- **EXERCISE DESCRIPTION**: All entries below are to be set down again, identical to the source.

- **SOURCE DATA**:
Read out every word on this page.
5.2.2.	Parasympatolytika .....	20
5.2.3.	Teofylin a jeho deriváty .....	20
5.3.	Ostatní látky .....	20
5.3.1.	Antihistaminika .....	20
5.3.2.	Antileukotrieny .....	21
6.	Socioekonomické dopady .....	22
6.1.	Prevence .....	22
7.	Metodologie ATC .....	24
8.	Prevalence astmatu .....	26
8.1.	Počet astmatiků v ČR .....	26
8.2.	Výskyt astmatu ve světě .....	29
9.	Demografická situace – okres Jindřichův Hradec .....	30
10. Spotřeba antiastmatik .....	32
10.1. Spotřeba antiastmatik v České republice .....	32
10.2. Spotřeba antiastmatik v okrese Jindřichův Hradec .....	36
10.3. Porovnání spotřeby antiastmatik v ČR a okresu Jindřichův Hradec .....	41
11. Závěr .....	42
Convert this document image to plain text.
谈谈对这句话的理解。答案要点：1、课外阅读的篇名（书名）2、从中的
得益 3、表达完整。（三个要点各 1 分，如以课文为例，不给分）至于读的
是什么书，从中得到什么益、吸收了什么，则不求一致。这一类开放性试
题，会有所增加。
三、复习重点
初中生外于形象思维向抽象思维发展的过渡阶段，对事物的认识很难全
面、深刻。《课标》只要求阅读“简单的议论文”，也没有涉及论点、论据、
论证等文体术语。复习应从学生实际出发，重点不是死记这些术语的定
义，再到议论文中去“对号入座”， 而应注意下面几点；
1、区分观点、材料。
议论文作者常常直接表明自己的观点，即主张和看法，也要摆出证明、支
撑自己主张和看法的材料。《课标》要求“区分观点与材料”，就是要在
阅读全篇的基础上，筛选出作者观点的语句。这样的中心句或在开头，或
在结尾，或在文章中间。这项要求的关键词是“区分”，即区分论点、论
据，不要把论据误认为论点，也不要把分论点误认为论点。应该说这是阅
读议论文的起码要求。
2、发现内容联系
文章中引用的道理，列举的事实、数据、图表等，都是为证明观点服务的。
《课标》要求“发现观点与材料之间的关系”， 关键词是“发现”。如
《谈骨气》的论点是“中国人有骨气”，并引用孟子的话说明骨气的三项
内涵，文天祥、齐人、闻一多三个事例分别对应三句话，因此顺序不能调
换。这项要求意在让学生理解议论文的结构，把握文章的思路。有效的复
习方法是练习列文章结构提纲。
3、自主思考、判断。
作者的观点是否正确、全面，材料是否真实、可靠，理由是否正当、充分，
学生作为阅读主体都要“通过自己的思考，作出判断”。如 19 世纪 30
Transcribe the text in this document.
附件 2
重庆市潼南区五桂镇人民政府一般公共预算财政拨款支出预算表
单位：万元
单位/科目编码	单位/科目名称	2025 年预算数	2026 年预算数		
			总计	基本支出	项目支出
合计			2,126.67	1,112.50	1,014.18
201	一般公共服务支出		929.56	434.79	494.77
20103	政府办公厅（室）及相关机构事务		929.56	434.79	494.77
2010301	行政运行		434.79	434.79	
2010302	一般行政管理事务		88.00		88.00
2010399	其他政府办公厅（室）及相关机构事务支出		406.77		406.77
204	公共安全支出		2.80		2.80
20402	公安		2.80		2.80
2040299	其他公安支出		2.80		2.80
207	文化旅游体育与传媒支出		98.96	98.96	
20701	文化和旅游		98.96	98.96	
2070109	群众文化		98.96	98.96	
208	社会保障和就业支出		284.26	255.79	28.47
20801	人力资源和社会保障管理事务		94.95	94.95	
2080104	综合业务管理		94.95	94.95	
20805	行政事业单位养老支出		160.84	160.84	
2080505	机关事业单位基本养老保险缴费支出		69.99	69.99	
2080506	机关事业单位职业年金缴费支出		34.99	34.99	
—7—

- **CORRECT RESULT**:
Read out every word on this page.
5.2.2.	Parasympatolytika .....	20
5.2.3.	Teofylin a jeho deriváty .....	20
5.3.	Ostatní látky .....	20
5.3.1.	Antihistaminika .....	20
5.3.2.	Antileukotrieny .....	21
6.	Socioekonomické dopady .....	22
6.1.	Prevence .....	22
7.	Metodologie ATC .....	24
8.	Prevalence astmatu .....	26
8.1.	Počet astmatiků v ČR .....	26
8.2.	Výskyt astmatu ve světě .....	29
9.	Demografická situace – okres Jindřichův Hradec .....	30
10. Spotřeba antiastmatik .....	32
10.1. Spotřeba antiastmatik v České republice .....	32
10.2. Spotřeba antiastmatik v okrese Jindřichův Hradec .....	36
10.3. Porovnání spotřeby antiastmatik v ČR a okresu Jindřichův Hradec .....	41
11. Závěr .....	42
Convert this document image to plain text.
谈谈对这句话的理解。答案要点：1、课外阅读的篇名（书名）2、从中的
得益 3、表达完整。（三个要点各 1 分，如以课文为例，不给分）至于读的
是什么书，从中得到什么益、吸收了什么，则不求一致。这一类开放性试
题，会有所增加。
三、复习重点
初中生外于形象思维向抽象思维发展的过渡阶段，对事物的认识很难全
面、深刻。《课标》只要求阅读“简单的议论文”，也没有涉及论点、论据、
论证等文体术语。复习应从学生实际出发，重点不是死记这些术语的定
义，再到议论文中去“对号入座”， 而应注意下面几点；
1、区分观点、材料。
议论文作者常常直接表明自己的观点，即主张和看法，也要摆出证明、支
撑自己主张和看法的材料。《课标》要求“区分观点与材料”，就是要在
阅读全篇的基础上，筛选出作者观点的语句。这样的中心句或在开头，或
在结尾，或在文章中间。这项要求的关键词是“区分”，即区分论点、论
据，不要把论据误认为论点，也不要把分论点误认为论点。应该说这是阅
读议论文的起码要求。
2、发现内容联系
文章中引用的道理，列举的事实、数据、图表等，都是为证明观点服务的。
《课标》要求“发现观点与材料之间的关系”， 关键词是“发现”。如
《谈骨气》的论点是“中国人有骨气”，并引用孟子的话说明骨气的三项
内涵，文天祥、齐人、闻一多三个事例分别对应三句话，因此顺序不能调
换。这项要求意在让学生理解议论文的结构，把握文章的思路。有效的复
习方法是练习列文章结构提纲。
3、自主思考、判断。
作者的观点是否正确、全面，材料是否真实、可靠，理由是否正当、充分，
学生作为阅读主体都要“通过自己的思考，作出判断”。如 19 世纪 30
Transcribe the text in this document.
附件 2
重庆市潼南区五桂镇人民政府一般公共预算财政拨款支出预算表
单位：万元
单位/科目编码	单位/科目名称	2025 年预算数	2026 年预算数		
			总计	基本支出	项目支出
合计			2,126.67	1,112.50	1,014.18
201	一般公共服务支出		929.56	434.79	494.77
20103	政府办公厅（室）及相关机构事务		929.56	434.79	494.77
2010301	行政运行		434.79	434.79	
2010302	一般行政管理事务		88.00		88.00
2010399	其他政府办公厅（室）及相关机构事务支出		406.77		406.77
204	公共安全支出		2.80		2.80
20402	公安		2.80		2.80
2040299	其他公安支出		2.80		2.80
207	文化旅游体育与传媒支出		98.96	98.96	
20701	文化和旅游		98.96	98.96	
2070109	群众文化		98.96	98.96	
208	社会保障和就业支出		284.26	255.79	28.47
20801	人力资源和社会保障管理事务		94.95	94.95	
2080104	综合业务管理		94.95	94.95	
20805	行政事业单位养老支出		160.84	160.84	
2080505	机关事业单位基本养老保险缴费支出		69.99	69.99	
2080506	机关事业单位职业年金缴费支出		34.99	34.99	
—7—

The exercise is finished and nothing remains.